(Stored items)
** Start **

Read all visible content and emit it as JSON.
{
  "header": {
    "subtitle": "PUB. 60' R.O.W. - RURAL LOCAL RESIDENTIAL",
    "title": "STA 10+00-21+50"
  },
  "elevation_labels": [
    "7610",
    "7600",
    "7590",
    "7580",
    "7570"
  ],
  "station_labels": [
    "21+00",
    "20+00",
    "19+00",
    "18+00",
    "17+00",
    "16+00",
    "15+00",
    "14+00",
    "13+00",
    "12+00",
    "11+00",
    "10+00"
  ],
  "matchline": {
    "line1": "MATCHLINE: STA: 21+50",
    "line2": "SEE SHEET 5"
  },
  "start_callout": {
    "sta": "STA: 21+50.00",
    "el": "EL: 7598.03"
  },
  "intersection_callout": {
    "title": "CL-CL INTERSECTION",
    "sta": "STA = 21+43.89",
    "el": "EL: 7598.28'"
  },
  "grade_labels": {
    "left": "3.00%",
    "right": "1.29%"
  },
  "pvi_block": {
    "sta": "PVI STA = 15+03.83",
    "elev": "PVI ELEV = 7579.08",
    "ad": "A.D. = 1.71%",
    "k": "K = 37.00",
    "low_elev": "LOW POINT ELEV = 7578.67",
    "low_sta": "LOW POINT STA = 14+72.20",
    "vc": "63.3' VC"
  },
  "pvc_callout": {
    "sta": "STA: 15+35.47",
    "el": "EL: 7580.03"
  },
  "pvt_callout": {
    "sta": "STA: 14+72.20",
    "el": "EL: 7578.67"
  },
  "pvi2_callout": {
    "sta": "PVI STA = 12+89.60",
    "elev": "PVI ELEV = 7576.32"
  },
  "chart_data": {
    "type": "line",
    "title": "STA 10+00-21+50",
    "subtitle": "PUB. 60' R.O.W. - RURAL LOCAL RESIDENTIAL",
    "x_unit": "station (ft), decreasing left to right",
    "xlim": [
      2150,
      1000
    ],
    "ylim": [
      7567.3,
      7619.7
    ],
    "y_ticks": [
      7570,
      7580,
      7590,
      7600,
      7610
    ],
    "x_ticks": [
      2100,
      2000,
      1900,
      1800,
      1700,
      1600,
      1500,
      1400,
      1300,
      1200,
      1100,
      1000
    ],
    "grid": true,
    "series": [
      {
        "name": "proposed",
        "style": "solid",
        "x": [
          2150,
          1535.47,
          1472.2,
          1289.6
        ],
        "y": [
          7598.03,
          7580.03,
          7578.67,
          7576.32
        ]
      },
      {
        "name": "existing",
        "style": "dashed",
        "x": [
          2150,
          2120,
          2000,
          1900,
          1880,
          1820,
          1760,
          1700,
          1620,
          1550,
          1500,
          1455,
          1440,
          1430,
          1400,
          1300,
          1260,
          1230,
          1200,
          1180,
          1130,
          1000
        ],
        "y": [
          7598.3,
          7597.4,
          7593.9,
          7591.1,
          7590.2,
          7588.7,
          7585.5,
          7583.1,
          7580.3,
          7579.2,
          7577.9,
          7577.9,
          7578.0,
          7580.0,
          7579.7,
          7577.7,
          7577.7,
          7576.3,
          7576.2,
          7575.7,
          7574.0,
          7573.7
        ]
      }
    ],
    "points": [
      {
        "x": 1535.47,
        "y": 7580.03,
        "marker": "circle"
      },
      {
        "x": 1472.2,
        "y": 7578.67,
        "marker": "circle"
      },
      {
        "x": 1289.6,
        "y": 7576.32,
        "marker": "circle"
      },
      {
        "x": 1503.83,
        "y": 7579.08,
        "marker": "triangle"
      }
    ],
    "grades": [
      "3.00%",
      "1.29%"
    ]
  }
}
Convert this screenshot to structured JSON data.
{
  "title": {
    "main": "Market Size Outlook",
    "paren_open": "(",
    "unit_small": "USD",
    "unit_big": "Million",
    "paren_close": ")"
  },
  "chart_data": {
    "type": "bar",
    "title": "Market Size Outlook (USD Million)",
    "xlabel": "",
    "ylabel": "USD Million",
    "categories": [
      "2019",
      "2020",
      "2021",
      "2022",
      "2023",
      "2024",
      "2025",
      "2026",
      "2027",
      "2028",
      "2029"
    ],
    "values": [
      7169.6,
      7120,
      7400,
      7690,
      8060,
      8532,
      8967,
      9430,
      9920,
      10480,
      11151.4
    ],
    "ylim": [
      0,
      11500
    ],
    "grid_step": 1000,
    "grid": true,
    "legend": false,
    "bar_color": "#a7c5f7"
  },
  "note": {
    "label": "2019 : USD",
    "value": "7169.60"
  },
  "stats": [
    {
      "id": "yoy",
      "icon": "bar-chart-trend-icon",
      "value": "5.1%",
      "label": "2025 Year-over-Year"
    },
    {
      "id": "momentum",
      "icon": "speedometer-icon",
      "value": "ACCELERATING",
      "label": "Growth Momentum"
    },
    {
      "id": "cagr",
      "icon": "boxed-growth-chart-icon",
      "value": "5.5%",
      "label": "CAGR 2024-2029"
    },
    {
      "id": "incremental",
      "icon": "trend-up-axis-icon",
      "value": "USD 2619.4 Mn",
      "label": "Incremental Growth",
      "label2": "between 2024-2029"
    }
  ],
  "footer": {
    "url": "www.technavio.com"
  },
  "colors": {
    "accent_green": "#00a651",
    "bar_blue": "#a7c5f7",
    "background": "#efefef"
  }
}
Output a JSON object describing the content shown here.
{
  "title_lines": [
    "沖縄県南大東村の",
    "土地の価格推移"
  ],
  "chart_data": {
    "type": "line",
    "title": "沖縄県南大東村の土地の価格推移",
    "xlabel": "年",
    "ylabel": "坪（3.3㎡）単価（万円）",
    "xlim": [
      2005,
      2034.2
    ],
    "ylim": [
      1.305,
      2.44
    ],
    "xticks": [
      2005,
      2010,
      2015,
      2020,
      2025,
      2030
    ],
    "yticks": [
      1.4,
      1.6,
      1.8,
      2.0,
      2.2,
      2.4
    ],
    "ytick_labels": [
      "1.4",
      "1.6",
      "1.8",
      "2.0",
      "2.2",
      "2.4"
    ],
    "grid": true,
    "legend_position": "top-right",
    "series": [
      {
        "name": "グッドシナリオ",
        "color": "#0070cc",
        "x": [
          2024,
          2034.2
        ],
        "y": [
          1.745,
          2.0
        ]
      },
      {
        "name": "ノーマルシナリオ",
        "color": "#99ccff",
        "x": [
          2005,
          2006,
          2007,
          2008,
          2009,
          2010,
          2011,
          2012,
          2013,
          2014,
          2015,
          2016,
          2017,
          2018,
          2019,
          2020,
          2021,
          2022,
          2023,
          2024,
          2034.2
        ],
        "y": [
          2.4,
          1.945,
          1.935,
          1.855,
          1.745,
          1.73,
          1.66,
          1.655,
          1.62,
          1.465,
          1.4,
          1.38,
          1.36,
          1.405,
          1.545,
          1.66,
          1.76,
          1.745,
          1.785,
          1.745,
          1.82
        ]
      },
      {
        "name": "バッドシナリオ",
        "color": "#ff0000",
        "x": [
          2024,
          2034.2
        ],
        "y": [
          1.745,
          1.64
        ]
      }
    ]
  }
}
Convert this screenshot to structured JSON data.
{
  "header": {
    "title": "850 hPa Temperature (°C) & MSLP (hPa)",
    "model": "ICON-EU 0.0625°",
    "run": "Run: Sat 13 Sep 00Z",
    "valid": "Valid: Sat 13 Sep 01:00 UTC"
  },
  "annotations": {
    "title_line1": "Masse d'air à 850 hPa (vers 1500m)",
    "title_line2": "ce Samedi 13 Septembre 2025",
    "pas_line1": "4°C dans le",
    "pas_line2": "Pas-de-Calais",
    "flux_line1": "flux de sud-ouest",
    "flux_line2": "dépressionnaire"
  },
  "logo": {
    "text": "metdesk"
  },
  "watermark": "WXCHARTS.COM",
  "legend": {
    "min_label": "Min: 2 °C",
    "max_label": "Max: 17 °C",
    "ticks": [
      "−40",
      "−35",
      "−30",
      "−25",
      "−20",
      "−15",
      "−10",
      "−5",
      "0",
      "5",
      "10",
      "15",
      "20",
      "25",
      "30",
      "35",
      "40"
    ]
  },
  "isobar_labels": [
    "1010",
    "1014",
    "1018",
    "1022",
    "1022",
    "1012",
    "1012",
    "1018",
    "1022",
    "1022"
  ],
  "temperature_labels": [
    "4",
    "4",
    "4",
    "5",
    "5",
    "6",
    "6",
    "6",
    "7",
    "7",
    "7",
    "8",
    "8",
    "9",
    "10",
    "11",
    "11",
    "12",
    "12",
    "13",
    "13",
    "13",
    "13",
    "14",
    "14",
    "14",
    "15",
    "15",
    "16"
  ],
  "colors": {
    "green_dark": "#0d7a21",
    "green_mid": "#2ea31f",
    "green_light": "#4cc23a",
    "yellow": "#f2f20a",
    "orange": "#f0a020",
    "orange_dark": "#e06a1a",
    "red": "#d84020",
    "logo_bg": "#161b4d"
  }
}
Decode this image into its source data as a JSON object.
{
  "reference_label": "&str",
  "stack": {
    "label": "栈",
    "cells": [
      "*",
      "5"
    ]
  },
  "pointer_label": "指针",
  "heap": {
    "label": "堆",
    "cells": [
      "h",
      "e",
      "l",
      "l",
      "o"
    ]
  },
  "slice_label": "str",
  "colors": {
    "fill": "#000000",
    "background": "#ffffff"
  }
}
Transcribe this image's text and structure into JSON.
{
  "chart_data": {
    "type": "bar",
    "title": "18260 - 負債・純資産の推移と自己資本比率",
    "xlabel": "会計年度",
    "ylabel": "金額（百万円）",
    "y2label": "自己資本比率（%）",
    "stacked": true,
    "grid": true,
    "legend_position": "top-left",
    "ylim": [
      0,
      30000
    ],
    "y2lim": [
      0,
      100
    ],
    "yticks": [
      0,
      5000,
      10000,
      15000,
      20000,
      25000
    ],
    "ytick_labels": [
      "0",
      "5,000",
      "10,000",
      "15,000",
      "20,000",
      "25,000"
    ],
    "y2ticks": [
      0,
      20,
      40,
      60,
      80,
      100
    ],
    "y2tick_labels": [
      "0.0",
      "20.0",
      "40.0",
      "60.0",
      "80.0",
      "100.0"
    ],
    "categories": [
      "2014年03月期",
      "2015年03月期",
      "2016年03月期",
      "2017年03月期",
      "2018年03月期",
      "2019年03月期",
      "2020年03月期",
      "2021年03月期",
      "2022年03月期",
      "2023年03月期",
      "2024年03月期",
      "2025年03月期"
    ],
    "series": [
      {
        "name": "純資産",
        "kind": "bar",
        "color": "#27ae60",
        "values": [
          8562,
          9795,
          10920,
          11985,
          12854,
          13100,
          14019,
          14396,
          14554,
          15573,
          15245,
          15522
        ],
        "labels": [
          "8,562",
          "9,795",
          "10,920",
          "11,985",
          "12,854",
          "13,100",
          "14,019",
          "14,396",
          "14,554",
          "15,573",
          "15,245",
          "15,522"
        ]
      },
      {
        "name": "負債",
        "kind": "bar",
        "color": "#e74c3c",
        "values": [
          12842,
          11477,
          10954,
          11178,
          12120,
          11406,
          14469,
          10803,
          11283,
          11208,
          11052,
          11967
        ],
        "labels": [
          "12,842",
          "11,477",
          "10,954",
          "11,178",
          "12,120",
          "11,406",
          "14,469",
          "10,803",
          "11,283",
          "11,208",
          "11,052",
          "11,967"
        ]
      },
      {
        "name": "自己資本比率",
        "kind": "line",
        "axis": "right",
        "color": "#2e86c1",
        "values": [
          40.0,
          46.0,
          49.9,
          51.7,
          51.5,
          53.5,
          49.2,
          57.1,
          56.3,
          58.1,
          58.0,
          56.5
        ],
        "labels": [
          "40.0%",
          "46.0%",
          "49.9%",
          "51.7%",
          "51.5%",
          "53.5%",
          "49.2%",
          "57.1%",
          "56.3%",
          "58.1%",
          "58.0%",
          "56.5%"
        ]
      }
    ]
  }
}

** End **

From the data above, gather every line that includes the word "background".

    "background": "#efefef"
    "background": "#ffffff"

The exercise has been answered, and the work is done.